■ **Short problem**: Your task is to print all of the data word for word.
⟨
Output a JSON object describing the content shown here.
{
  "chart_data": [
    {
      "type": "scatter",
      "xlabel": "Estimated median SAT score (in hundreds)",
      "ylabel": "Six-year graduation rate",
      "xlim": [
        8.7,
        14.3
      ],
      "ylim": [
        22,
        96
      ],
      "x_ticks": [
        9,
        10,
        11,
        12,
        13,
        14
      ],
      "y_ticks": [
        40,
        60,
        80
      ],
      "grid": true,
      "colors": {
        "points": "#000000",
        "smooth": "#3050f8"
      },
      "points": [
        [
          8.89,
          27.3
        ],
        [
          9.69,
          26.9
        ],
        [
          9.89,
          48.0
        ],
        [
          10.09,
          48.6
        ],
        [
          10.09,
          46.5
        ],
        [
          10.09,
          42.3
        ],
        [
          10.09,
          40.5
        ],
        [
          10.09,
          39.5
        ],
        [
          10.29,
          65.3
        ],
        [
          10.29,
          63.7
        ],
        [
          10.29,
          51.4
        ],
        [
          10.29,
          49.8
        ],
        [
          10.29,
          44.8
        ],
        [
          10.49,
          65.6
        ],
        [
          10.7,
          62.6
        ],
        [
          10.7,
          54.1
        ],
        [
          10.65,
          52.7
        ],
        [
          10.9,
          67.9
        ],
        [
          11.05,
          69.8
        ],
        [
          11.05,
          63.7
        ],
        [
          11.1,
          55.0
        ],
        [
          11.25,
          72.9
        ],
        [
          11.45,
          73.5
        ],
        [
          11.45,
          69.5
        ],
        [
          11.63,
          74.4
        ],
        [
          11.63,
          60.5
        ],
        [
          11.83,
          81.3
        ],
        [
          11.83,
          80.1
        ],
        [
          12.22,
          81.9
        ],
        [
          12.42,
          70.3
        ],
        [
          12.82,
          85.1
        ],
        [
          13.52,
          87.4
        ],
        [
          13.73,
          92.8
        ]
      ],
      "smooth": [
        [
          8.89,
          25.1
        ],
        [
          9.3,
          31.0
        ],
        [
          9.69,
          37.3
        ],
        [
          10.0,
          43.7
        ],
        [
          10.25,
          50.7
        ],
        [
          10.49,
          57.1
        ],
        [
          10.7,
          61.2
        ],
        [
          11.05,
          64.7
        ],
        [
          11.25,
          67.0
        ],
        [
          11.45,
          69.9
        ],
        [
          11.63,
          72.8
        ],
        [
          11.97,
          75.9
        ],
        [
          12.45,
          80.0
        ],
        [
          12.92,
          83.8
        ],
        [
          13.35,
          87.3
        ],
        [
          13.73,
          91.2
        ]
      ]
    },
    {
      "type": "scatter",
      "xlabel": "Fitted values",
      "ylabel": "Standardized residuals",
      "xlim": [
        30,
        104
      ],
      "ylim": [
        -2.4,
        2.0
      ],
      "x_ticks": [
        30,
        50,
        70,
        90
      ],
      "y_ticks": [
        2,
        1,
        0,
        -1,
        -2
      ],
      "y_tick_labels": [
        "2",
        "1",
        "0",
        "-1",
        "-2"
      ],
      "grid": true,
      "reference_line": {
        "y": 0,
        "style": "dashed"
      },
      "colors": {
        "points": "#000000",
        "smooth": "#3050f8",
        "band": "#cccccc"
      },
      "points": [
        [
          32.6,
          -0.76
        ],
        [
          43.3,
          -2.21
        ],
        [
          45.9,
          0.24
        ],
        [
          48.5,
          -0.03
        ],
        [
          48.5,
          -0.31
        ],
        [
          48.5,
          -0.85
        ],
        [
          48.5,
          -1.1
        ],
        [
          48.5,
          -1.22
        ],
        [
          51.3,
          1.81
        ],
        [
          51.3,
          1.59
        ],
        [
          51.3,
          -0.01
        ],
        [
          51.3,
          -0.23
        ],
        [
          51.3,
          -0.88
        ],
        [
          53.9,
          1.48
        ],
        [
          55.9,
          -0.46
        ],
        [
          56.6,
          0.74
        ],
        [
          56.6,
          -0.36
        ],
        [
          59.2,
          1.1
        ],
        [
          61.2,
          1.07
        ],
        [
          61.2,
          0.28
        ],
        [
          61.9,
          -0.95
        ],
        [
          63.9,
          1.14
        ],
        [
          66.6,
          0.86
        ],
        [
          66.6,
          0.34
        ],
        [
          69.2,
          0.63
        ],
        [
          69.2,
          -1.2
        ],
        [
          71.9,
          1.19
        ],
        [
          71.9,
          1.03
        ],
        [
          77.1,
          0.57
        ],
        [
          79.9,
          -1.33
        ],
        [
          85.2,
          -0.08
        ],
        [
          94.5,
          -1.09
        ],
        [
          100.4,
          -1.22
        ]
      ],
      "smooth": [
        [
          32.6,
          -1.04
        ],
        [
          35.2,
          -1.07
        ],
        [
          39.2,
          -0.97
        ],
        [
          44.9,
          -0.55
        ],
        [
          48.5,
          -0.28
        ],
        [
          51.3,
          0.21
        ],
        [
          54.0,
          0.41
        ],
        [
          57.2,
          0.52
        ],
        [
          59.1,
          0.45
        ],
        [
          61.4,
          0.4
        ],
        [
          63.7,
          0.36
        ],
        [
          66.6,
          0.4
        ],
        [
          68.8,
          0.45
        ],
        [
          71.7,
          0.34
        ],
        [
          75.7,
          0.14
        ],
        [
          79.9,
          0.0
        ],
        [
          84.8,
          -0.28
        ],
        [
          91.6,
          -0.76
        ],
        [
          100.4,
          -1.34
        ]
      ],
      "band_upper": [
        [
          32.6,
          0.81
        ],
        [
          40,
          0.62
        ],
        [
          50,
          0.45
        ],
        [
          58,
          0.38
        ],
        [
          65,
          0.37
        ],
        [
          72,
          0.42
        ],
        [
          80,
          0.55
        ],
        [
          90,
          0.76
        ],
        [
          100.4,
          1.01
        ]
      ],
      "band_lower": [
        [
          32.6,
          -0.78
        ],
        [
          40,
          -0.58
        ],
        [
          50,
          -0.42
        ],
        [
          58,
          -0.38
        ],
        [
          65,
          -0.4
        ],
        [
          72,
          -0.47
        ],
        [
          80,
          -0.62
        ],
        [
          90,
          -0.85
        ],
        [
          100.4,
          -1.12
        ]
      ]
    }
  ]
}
⟩
■ **Full answer**:
Output a JSON object describing the content shown here.
{
  "chart_data": [
    {
      "type": "scatter",
      "xlabel": "Estimated median SAT score (in hundreds)",
      "ylabel": "Six-year graduation rate",
      "xlim": [
        8.7,
        14.3
      ],
      "ylim": [
        22,
        96
      ],
      "x_ticks": [
        9,
        10,
        11,
        12,
        13,
        14
      ],
      "y_ticks": [
        40,
        60,
        80
      ],
      "grid": true,
      "colors": {
        "points": "#000000",
        "smooth": "#3050f8"
      },
      "points": [
        [
          8.89,
          27.3
        ],
        [
          9.69,
          26.9
        ],
        [
          9.89,
          48.0
        ],
        [
          10.09,
          48.6
        ],
        [
          10.09,
          46.5
        ],
        [
          10.09,
          42.3
        ],
        [
          10.09,
          40.5
        ],
        [
          10.09,
          39.5
        ],
        [
          10.29,
          65.3
        ],
        [
          10.29,
          63.7
        ],
        [
          10.29,
          51.4
        ],
        [
          10.29,
          49.8
        ],
        [
          10.29,
          44.8
        ],
        [
          10.49,
          65.6
        ],
        [
          10.7,
          62.6
        ],
        [
          10.7,
          54.1
        ],
        [
          10.65,
          52.7
        ],
        [
          10.9,
          67.9
        ],
        [
          11.05,
          69.8
        ],
        [
          11.05,
          63.7
        ],
        [
          11.1,
          55.0
        ],
        [
          11.25,
          72.9
        ],
        [
          11.45,
          73.5
        ],
        [
          11.45,
          69.5
        ],
        [
          11.63,
          74.4
        ],
        [
          11.63,
          60.5
        ],
        [
          11.83,
          81.3
        ],
        [
          11.83,
          80.1
        ],
        [
          12.22,
          81.9
        ],
        [
          12.42,
          70.3
        ],
        [
          12.82,
          85.1
        ],
        [
          13.52,
          87.4
        ],
        [
          13.73,
          92.8
        ]
      ],
      "smooth": [
        [
          8.89,
          25.1
        ],
        [
          9.3,
          31.0
        ],
        [
          9.69,
          37.3
        ],
        [
          10.0,
          43.7
        ],
        [
          10.25,
          50.7
        ],
        [
          10.49,
          57.1
        ],
        [
          10.7,
          61.2
        ],
        [
          11.05,
          64.7
        ],
        [
          11.25,
          67.0
        ],
        [
          11.45,
          69.9
        ],
        [
          11.63,
          72.8
        ],
        [
          11.97,
          75.9
        ],
        [
          12.45,
          80.0
        ],
        [
          12.92,
          83.8
        ],
        [
          13.35,
          87.3
        ],
        [
          13.73,
          91.2
        ]
      ]
    },
    {
      "type": "scatter",
      "xlabel": "Fitted values",
      "ylabel": "Standardized residuals",
      "xlim": [
        30,
        104
      ],
      "ylim": [
        -2.4,
        2.0
      ],
      "x_ticks": [
        30,
        50,
        70,
        90
      ],
      "y_ticks": [
        2,
        1,
        0,
        -1,
        -2
      ],
      "y_tick_labels": [
        "2",
        "1",
        "0",
        "-1",
        "-2"
      ],
      "grid": true,
      "reference_line": {
        "y": 0,
        "style": "dashed"
      },
      "colors": {
        "points": "#000000",
        "smooth": "#3050f8",
        "band": "#cccccc"
      },
      "points": [
        [
          32.6,
          -0.76
        ],
        [
          43.3,
          -2.21
        ],
        [
          45.9,
          0.24
        ],
        [
          48.5,
          -0.03
        ],
        [
          48.5,
          -0.31
        ],
        [
          48.5,
          -0.85
        ],
        [
          48.5,
          -1.1
        ],
        [
          48.5,
          -1.22
        ],
        [
          51.3,
          1.81
        ],
        [
          51.3,
          1.59
        ],
        [
          51.3,
          -0.01
        ],
        [
          51.3,
          -0.23
        ],
        [
          51.3,
          -0.88
        ],
        [
          53.9,
          1.48
        ],
        [
          55.9,
          -0.46
        ],
        [
          56.6,
          0.74
        ],
        [
          56.6,
          -0.36
        ],
        [
          59.2,
          1.1
        ],
        [
          61.2,
          1.07
        ],
        [
          61.2,
          0.28
        ],
        [
          61.9,
          -0.95
        ],
        [
          63.9,
          1.14
        ],
        [
          66.6,
          0.86
        ],
        [
          66.6,
          0.34
        ],
        [
          69.2,
          0.63
        ],
        [
          69.2,
          -1.2
        ],
        [
          71.9,
          1.19
        ],
        [
          71.9,
          1.03
        ],
        [
          77.1,
          0.57
        ],
        [
          79.9,
          -1.33
        ],
        [
          85.2,
          -0.08
        ],
        [
          94.5,
          -1.09
        ],
        [
          100.4,
          -1.22
        ]
      ],
      "smooth": [
        [
          32.6,
          -1.04
        ],
        [
          35.2,
          -1.07
        ],
        [
          39.2,
          -0.97
        ],
        [
          44.9,
          -0.55
        ],
        [
          48.5,
          -0.28
        ],
        [
          51.3,
          0.21
        ],
        [
          54.0,
          0.41
        ],
        [
          57.2,
          0.52
        ],
        [
          59.1,
          0.45
        ],
        [
          61.4,
          0.4
        ],
        [
          63.7,
          0.36
        ],
        [
          66.6,
          0.4
        ],
        [
          68.8,
          0.45
        ],
        [
          71.7,
          0.34
        ],
        [
          75.7,
          0.14
        ],
        [
          79.9,
          0.0
        ],
        [
          84.8,
          -0.28
        ],
        [
          91.6,
          -0.76
        ],
        [
          100.4,
          -1.34
        ]
      ],
      "band_upper": [
        [
          32.6,
          0.81
        ],
        [
          40,
          0.62
        ],
        [
          50,
          0.45
        ],
        [
          58,
          0.38
        ],
        [
          65,
          0.37
        ],
        [
          72,
          0.42
        ],
        [
          80,
          0.55
        ],
        [
          90,
          0.76
        ],
        [
          100.4,
          1.01
        ]
      ],
      "band_lower": [
        [
          32.6,
          -0.78
        ],
        [
          40,
          -0.58
        ],
        [
          50,
          -0.42
        ],
        [
          58,
          -0.38
        ],
        [
          65,
          -0.4
        ],
        [
          72,
          -0.47
        ],
        [
          80,
          -0.62
        ],
        [
          90,
          -0.85
        ],
        [
          100.4,
          -1.12
        ]
      ]
    }
  ]
}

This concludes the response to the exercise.